### [Written exercise]
Write out each line of the listing as it stands, without the images.

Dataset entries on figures
+++++

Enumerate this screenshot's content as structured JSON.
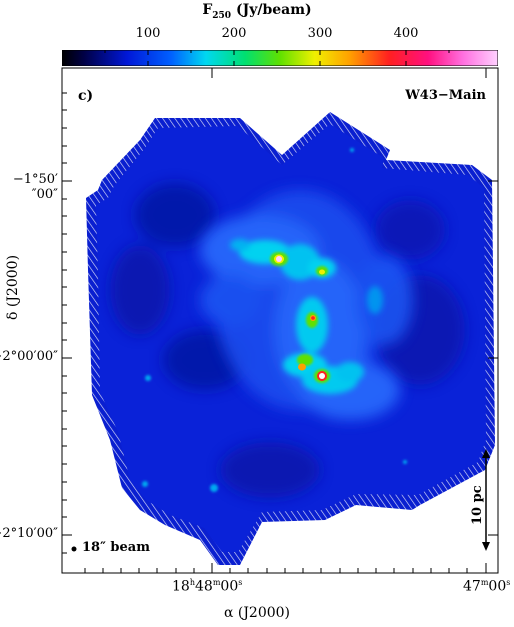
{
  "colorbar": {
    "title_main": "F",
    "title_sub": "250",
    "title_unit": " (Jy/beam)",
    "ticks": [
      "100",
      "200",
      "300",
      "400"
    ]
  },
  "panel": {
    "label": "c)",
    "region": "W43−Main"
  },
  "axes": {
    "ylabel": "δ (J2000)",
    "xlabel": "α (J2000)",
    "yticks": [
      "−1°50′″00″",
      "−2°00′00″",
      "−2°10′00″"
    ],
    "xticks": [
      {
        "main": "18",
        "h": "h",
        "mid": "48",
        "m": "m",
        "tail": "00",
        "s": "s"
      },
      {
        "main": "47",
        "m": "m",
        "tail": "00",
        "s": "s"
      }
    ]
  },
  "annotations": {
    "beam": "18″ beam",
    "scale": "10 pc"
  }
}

+++++

### [Written answer]
Enumerate this screenshot's content as structured JSON.
{
  "colorbar": {
    "title_main": "F",
    "title_sub": "250",
    "title_unit": " (Jy/beam)",
    "ticks": [
      "100",
      "200",
      "300",
      "400"
    ]
  },
  "panel": {
    "label": "c)",
    "region": "W43−Main"
  },
  "axes": {
    "ylabel": "δ (J2000)",
    "xlabel": "α (J2000)",
    "yticks": [
      "−1°50′″00″",
      "−2°00′00″",
      "−2°10′00″"
    ],
    "xticks": [
      {
        "main": "18",
        "h": "h",
        "mid": "48",
        "m": "m",
        "tail": "00",
        "s": "s"
      },
      {
        "main": "47",
        "m": "m",
        "tail": "00",
        "s": "s"
      }
    ]
  },
  "annotations": {
    "beam": "18″ beam",
    "scale": "10 pc"
  }
}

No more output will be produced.